Exercise description | Omit the pictures and return every entry exactly as written.
--- Start of Information shown ---
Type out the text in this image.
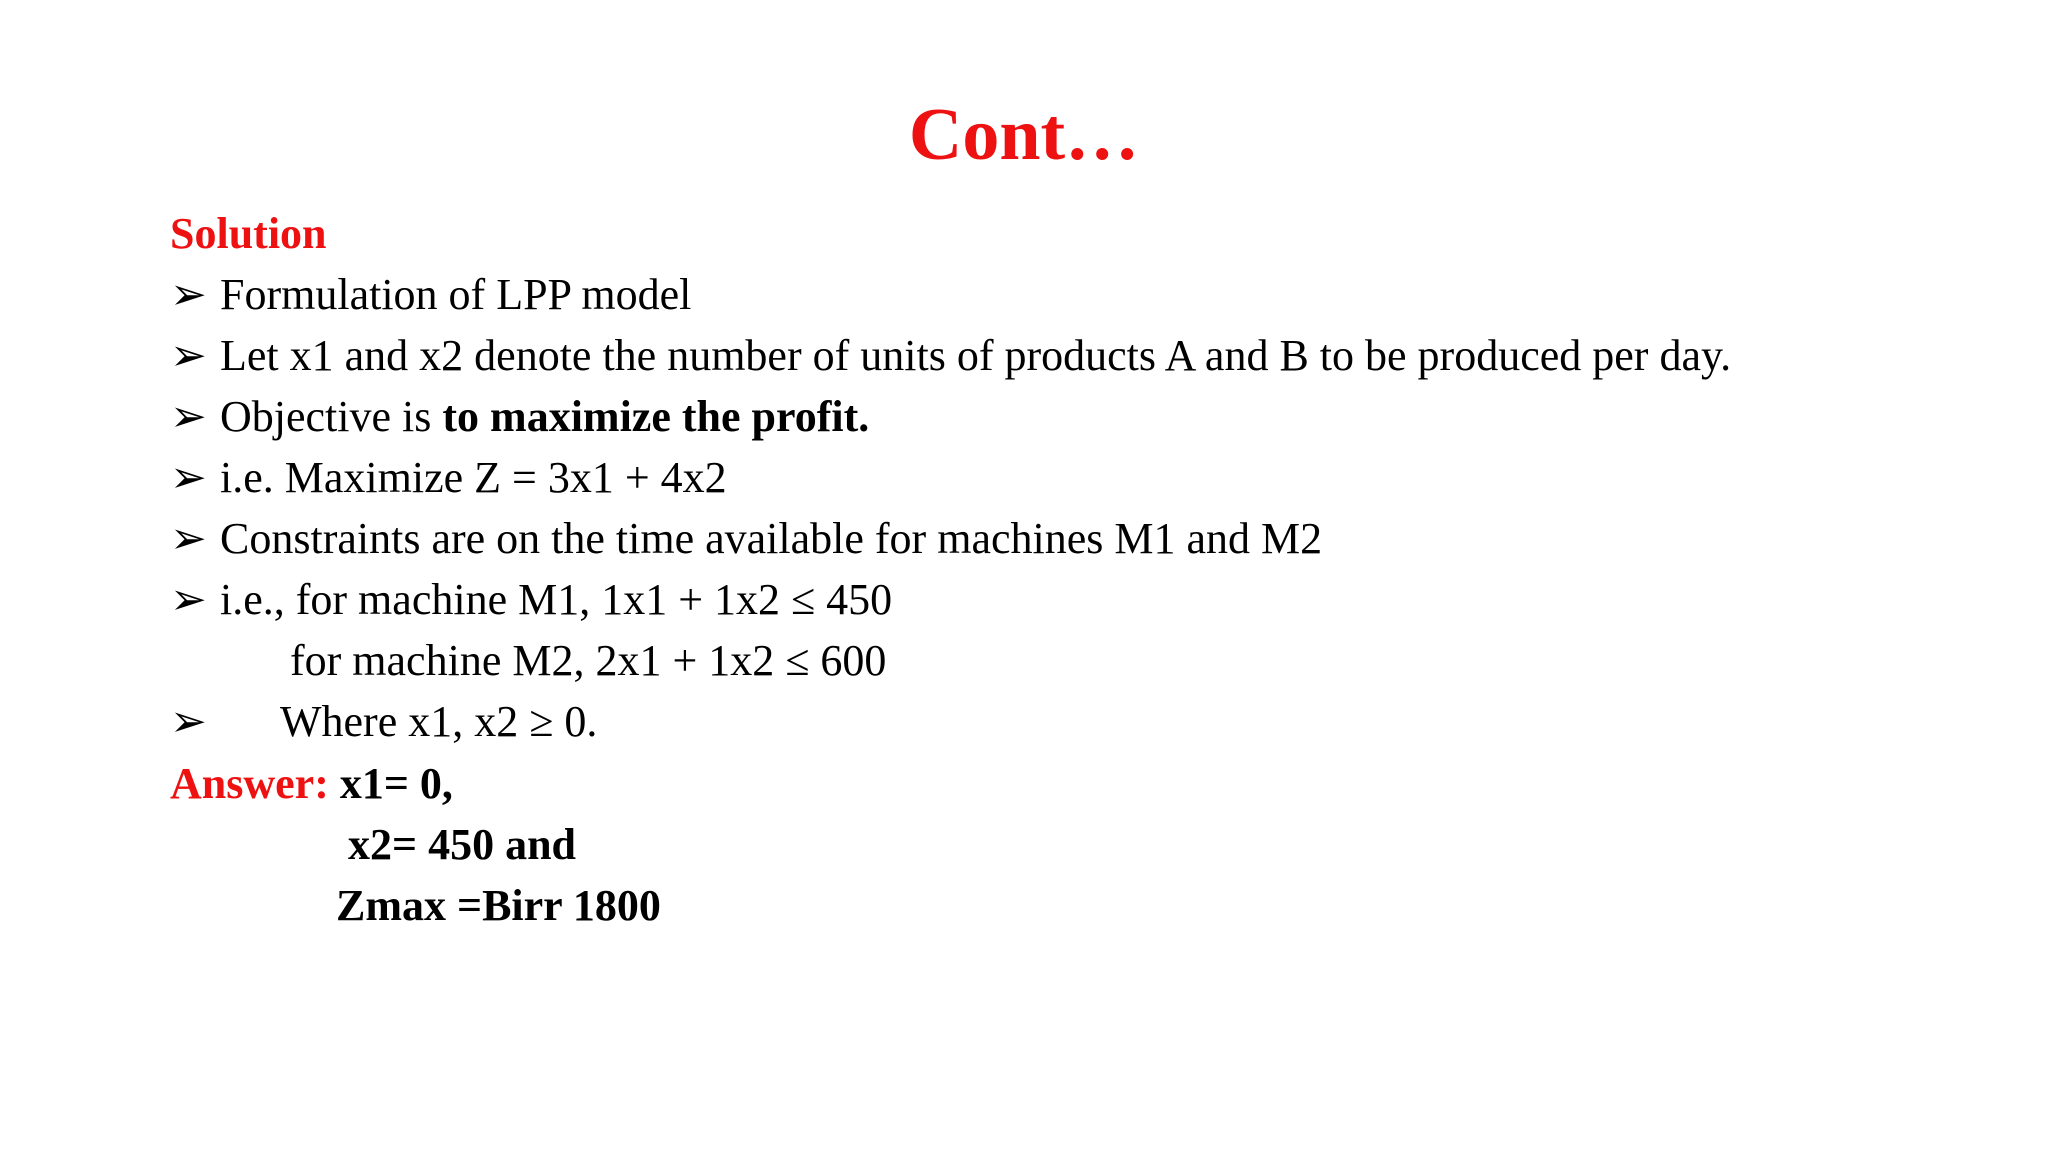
Cont…
Solution
➢ Formulation of LPP model
➢ Let x1 and x2 denote the number of units of products A and B to be produced per day.
➢ Objective is to maximize the profit.
➢ i.e. Maximize Z = 3x1 + 4x2
➢ Constraints are on the time available for machines M1 and M2
➢ i.e., for machine M1, 1x1 + 1x2 ≤ 450
for machine M2, 2x1 + 1x2 ≤ 600
➢ Where x1, x2 ≥ 0.
Answer: x1= 0,
x2= 450 and
Zmax =Birr 1800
--- End of Information shown ---
Result below |
Type out the text in this image.
Cont…
Solution
➢ Formulation of LPP model
➢ Let x1 and x2 denote the number of units of products A and B to be produced per day.
➢ Objective is to maximize the profit.
➢ i.e. Maximize Z = 3x1 + 4x2
➢ Constraints are on the time available for machines M1 and M2
➢ i.e., for machine M1, 1x1 + 1x2 ≤ 450
for machine M2, 2x1 + 1x2 ≤ 600
➢ Where x1, x2 ≥ 0.
Answer: x1= 0,
x2= 450 and
Zmax =Birr 1800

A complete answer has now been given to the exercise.